» **Data excerpts**
====================

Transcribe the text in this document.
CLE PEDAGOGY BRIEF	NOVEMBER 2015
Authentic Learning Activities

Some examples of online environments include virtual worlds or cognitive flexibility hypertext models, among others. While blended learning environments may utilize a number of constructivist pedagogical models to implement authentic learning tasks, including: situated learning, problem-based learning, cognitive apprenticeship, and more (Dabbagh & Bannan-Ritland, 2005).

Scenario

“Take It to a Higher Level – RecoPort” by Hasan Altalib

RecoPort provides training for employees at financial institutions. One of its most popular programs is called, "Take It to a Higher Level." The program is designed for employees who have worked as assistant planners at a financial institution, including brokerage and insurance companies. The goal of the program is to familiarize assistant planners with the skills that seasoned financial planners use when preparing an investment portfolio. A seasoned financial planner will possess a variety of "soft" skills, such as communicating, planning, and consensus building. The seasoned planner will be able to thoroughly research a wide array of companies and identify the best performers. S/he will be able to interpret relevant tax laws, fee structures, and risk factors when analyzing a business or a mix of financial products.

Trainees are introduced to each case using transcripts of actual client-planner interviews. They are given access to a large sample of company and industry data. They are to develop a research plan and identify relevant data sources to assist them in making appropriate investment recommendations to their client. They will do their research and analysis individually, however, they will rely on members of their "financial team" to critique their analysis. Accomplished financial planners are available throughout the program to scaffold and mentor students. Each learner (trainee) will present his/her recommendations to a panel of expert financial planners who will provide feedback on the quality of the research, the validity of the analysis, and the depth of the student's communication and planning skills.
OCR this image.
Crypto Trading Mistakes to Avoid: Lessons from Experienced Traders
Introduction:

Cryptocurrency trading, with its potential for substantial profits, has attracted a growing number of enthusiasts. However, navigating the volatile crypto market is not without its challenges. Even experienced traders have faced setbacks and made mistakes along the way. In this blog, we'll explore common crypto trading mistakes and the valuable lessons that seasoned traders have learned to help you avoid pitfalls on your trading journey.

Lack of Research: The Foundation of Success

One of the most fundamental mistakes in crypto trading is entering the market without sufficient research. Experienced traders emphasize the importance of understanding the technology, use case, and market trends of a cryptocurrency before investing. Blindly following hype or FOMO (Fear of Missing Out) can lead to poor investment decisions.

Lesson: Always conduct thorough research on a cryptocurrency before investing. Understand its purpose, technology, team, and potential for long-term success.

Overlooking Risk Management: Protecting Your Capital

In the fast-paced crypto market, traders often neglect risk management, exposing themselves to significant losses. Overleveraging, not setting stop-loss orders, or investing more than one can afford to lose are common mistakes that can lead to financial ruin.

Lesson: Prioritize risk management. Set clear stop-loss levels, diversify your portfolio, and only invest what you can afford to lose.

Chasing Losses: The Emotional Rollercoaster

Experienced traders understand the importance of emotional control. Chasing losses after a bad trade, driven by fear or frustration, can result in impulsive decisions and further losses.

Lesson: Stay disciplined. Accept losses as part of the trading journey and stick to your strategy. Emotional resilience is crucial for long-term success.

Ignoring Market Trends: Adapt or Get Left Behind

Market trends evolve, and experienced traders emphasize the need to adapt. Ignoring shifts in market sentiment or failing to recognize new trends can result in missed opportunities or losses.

====================

» **WORK TO DO**
Transcribe all of the lines in the records precisely.

» **EXERCISE RESPONSE**
Transcribe the text in this document.
CLE PEDAGOGY BRIEF	NOVEMBER 2015
Authentic Learning Activities

Some examples of online environments include virtual worlds or cognitive flexibility hypertext models, among others. While blended learning environments may utilize a number of constructivist pedagogical models to implement authentic learning tasks, including: situated learning, problem-based learning, cognitive apprenticeship, and more (Dabbagh & Bannan-Ritland, 2005).

Scenario

“Take It to a Higher Level – RecoPort” by Hasan Altalib

RecoPort provides training for employees at financial institutions. One of its most popular programs is called, "Take It to a Higher Level." The program is designed for employees who have worked as assistant planners at a financial institution, including brokerage and insurance companies. The goal of the program is to familiarize assistant planners with the skills that seasoned financial planners use when preparing an investment portfolio. A seasoned financial planner will possess a variety of "soft" skills, such as communicating, planning, and consensus building. The seasoned planner will be able to thoroughly research a wide array of companies and identify the best performers. S/he will be able to interpret relevant tax laws, fee structures, and risk factors when analyzing a business or a mix of financial products.

Trainees are introduced to each case using transcripts of actual client-planner interviews. They are given access to a large sample of company and industry data. They are to develop a research plan and identify relevant data sources to assist them in making appropriate investment recommendations to their client. They will do their research and analysis individually, however, they will rely on members of their "financial team" to critique their analysis. Accomplished financial planners are available throughout the program to scaffold and mentor students. Each learner (trainee) will present his/her recommendations to a panel of expert financial planners who will provide feedback on the quality of the research, the validity of the analysis, and the depth of the student's communication and planning skills.
OCR this image.
Crypto Trading Mistakes to Avoid: Lessons from Experienced Traders
Introduction:

Cryptocurrency trading, with its potential for substantial profits, has attracted a growing number of enthusiasts. However, navigating the volatile crypto market is not without its challenges. Even experienced traders have faced setbacks and made mistakes along the way. In this blog, we'll explore common crypto trading mistakes and the valuable lessons that seasoned traders have learned to help you avoid pitfalls on your trading journey.

Lack of Research: The Foundation of Success

One of the most fundamental mistakes in crypto trading is entering the market without sufficient research. Experienced traders emphasize the importance of understanding the technology, use case, and market trends of a cryptocurrency before investing. Blindly following hype or FOMO (Fear of Missing Out) can lead to poor investment decisions.

Lesson: Always conduct thorough research on a cryptocurrency before investing. Understand its purpose, technology, team, and potential for long-term success.

Overlooking Risk Management: Protecting Your Capital

In the fast-paced crypto market, traders often neglect risk management, exposing themselves to significant losses. Overleveraging, not setting stop-loss orders, or investing more than one can afford to lose are common mistakes that can lead to financial ruin.

Lesson: Prioritize risk management. Set clear stop-loss levels, diversify your portfolio, and only invest what you can afford to lose.

Chasing Losses: The Emotional Rollercoaster

Experienced traders understand the importance of emotional control. Chasing losses after a bad trade, driven by fear or frustration, can result in impulsive decisions and further losses.

Lesson: Stay disciplined. Accept losses as part of the trading journey and stick to your strategy. Emotional resilience is crucial for long-term success.

Ignoring Market Trends: Adapt or Get Left Behind

Market trends evolve, and experienced traders emphasize the need to adapt. Ignoring shifts in market sentiment or failing to recognize new trends can result in missed opportunities or losses.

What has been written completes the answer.